Recorded data:
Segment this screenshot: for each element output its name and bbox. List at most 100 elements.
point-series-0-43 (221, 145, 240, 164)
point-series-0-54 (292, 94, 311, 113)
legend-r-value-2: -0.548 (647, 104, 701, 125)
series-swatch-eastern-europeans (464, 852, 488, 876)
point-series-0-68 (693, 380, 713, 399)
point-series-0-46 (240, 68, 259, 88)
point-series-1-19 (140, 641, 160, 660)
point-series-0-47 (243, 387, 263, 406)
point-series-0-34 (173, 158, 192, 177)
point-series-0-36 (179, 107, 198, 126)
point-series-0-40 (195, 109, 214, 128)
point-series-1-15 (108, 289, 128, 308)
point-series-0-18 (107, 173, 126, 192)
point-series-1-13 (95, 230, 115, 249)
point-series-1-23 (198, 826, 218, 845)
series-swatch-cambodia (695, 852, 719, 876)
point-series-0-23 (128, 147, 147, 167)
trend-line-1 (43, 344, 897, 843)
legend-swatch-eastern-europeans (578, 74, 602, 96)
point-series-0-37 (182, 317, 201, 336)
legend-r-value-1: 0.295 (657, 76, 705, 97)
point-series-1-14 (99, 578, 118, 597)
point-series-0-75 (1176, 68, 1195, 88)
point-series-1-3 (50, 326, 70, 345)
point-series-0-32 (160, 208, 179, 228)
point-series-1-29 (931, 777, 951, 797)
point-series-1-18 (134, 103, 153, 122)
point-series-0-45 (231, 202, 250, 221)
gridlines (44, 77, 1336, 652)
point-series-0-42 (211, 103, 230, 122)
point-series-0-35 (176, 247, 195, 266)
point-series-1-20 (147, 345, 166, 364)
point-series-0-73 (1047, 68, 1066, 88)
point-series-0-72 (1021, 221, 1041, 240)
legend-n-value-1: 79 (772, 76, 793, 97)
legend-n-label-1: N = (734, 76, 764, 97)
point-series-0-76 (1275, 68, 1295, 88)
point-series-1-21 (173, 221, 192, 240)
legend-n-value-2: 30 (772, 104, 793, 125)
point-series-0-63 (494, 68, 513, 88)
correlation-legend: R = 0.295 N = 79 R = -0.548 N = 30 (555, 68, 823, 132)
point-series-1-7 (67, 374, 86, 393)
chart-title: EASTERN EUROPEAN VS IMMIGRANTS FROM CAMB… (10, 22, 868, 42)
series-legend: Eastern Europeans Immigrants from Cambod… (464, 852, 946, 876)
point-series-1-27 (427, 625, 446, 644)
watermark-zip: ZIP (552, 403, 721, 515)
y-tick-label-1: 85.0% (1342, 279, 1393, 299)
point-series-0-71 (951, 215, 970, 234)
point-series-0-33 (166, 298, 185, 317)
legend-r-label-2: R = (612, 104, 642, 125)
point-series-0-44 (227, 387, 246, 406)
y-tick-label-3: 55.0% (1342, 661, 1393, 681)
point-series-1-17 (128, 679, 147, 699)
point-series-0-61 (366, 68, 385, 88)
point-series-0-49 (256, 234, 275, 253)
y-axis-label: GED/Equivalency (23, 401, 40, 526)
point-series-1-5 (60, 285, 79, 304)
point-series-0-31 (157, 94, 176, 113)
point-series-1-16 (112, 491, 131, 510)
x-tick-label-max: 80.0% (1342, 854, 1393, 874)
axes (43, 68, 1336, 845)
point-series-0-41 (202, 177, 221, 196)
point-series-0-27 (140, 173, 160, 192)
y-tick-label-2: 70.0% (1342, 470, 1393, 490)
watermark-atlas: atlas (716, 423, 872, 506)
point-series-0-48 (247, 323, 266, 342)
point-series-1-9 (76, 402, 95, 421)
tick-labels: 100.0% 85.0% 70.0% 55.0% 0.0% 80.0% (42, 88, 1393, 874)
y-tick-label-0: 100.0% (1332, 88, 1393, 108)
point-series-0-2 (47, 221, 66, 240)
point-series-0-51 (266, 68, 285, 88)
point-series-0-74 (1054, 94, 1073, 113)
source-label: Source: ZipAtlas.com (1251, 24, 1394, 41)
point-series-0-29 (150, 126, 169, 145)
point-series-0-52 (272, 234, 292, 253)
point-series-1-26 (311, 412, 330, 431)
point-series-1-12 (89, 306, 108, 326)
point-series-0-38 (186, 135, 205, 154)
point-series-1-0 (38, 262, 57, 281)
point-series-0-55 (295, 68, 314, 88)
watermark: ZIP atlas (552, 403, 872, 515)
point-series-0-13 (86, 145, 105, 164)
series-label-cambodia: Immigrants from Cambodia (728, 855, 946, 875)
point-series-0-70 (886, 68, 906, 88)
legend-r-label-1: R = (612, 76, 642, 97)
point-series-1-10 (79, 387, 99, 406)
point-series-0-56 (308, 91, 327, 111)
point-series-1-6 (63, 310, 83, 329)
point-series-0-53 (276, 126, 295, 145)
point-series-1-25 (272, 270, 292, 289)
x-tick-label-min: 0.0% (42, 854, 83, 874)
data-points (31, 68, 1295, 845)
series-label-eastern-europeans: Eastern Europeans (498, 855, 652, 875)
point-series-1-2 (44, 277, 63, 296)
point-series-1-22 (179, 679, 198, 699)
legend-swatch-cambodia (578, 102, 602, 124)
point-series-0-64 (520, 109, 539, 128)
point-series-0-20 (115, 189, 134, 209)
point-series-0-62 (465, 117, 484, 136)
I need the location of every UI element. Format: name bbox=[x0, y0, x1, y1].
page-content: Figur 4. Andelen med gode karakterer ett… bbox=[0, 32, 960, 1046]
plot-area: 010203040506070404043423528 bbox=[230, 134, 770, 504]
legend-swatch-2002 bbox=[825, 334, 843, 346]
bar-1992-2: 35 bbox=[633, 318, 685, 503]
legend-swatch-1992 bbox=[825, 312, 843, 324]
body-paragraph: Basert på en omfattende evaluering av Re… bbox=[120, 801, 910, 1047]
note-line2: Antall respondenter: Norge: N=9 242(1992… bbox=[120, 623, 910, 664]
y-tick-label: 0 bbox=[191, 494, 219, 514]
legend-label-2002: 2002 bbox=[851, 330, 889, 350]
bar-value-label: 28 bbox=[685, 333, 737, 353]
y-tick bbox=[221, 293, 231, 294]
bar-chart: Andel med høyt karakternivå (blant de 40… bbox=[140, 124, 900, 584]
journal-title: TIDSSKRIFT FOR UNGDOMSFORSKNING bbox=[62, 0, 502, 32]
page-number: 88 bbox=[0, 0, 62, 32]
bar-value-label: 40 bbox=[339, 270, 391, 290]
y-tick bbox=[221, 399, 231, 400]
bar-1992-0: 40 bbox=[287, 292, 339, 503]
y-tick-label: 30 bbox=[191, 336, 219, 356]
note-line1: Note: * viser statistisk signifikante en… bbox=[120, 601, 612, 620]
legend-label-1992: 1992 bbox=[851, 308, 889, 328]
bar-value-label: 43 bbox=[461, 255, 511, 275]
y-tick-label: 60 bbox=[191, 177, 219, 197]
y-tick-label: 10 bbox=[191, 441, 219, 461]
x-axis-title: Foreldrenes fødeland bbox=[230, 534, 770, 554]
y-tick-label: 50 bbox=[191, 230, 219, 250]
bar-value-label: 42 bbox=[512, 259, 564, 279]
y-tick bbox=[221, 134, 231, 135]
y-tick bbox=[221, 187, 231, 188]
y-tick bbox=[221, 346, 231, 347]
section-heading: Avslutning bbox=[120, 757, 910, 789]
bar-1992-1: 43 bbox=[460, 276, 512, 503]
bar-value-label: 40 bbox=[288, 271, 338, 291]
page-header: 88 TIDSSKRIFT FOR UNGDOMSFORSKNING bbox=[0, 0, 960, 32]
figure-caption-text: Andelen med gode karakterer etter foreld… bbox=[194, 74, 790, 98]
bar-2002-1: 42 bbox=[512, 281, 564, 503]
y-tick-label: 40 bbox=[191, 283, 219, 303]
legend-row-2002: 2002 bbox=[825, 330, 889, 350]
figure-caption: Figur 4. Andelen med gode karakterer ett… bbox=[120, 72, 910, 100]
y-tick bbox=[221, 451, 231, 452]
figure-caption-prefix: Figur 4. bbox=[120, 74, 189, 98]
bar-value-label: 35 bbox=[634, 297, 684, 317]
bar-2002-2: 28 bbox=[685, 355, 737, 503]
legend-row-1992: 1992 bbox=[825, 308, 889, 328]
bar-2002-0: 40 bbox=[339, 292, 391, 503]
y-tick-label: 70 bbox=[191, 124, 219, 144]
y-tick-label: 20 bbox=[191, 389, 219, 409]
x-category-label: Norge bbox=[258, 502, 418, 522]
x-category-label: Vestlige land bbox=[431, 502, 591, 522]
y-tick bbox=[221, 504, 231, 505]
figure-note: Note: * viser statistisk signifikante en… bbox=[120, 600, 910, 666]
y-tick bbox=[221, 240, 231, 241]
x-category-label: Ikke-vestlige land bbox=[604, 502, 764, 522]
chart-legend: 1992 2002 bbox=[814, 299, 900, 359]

**REQUIRED TASK**
In the records from the first line through the line containing "point-series-0-46 (240, 68, 259, 88)", replace "screenshot" with "capture" and write out those lines with nothing else changed.

**REPLY**
Segment this capture: for each element output its name and bbox. List at most 100 elements.
point-series-0-43 (221, 145, 240, 164)
point-series-0-54 (292, 94, 311, 113)
legend-r-value-2: -0.548 (647, 104, 701, 125)
series-swatch-eastern-europeans (464, 852, 488, 876)
point-series-0-68 (693, 380, 713, 399)
point-series-0-46 (240, 68, 259, 88)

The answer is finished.